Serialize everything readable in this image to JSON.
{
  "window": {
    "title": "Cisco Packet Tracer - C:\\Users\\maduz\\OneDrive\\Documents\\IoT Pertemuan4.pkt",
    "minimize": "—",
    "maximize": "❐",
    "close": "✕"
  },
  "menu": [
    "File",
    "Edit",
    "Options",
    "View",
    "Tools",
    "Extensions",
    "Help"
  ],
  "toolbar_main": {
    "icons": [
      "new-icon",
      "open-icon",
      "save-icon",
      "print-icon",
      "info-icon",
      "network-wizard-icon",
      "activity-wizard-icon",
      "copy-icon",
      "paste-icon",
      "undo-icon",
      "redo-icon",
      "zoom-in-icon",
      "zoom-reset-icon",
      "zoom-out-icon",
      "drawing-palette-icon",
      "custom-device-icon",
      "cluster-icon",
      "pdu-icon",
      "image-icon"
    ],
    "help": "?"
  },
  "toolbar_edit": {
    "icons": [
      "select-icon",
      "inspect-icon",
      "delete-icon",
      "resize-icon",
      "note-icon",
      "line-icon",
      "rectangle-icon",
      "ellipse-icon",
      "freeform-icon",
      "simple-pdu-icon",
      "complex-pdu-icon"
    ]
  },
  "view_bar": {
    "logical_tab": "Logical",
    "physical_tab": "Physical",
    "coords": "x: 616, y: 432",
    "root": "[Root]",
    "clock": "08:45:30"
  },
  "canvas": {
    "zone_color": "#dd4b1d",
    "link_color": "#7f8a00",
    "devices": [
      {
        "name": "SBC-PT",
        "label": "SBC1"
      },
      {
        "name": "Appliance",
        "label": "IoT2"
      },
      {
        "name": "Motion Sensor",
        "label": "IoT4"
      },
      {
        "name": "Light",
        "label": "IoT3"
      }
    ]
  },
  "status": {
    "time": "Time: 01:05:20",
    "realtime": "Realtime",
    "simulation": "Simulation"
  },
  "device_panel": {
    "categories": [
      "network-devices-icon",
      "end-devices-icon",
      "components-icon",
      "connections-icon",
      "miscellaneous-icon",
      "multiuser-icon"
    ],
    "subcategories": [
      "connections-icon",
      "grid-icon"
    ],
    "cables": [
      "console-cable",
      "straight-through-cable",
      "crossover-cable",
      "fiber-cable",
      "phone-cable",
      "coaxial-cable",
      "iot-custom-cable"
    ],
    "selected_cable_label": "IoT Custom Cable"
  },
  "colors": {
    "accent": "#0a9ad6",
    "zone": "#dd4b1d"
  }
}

========

**What you have to do:** Repeat each record in full; every line must match exactly.

**Task output:**
Serialize everything readable in this image to JSON.
{
  "window": {
    "title": "Cisco Packet Tracer - C:\\Users\\maduz\\OneDrive\\Documents\\IoT Pertemuan4.pkt",
    "minimize": "—",
    "maximize": "❐",
    "close": "✕"
  },
  "menu": [
    "File",
    "Edit",
    "Options",
    "View",
    "Tools",
    "Extensions",
    "Help"
  ],
  "toolbar_main": {
    "icons": [
      "new-icon",
      "open-icon",
      "save-icon",
      "print-icon",
      "info-icon",
      "network-wizard-icon",
      "activity-wizard-icon",
      "copy-icon",
      "paste-icon",
      "undo-icon",
      "redo-icon",
      "zoom-in-icon",
      "zoom-reset-icon",
      "zoom-out-icon",
      "drawing-palette-icon",
      "custom-device-icon",
      "cluster-icon",
      "pdu-icon",
      "image-icon"
    ],
    "help": "?"
  },
  "toolbar_edit": {
    "icons": [
      "select-icon",
      "inspect-icon",
      "delete-icon",
      "resize-icon",
      "note-icon",
      "line-icon",
      "rectangle-icon",
      "ellipse-icon",
      "freeform-icon",
      "simple-pdu-icon",
      "complex-pdu-icon"
    ]
  },
  "view_bar": {
    "logical_tab": "Logical",
    "physical_tab": "Physical",
    "coords": "x: 616, y: 432",
    "root": "[Root]",
    "clock": "08:45:30"
  },
  "canvas": {
    "zone_color": "#dd4b1d",
    "link_color": "#7f8a00",
    "devices": [
      {
        "name": "SBC-PT",
        "label": "SBC1"
      },
      {
        "name": "Appliance",
        "label": "IoT2"
      },
      {
        "name": "Motion Sensor",
        "label": "IoT4"
      },
      {
        "name": "Light",
        "label": "IoT3"
      }
    ]
  },
  "status": {
    "time": "Time: 01:05:20",
    "realtime": "Realtime",
    "simulation": "Simulation"
  },
  "device_panel": {
    "categories": [
      "network-devices-icon",
      "end-devices-icon",
      "components-icon",
      "connections-icon",
      "miscellaneous-icon",
      "multiuser-icon"
    ],
    "subcategories": [
      "connections-icon",
      "grid-icon"
    ],
    "cables": [
      "console-cable",
      "straight-through-cable",
      "crossover-cable",
      "fiber-cable",
      "phone-cable",
      "coaxial-cable",
      "iot-custom-cable"
    ],
    "selected_cable_label": "IoT Custom Cable"
  },
  "colors": {
    "accent": "#0a9ad6",
    "zone": "#dd4b1d"
  }
}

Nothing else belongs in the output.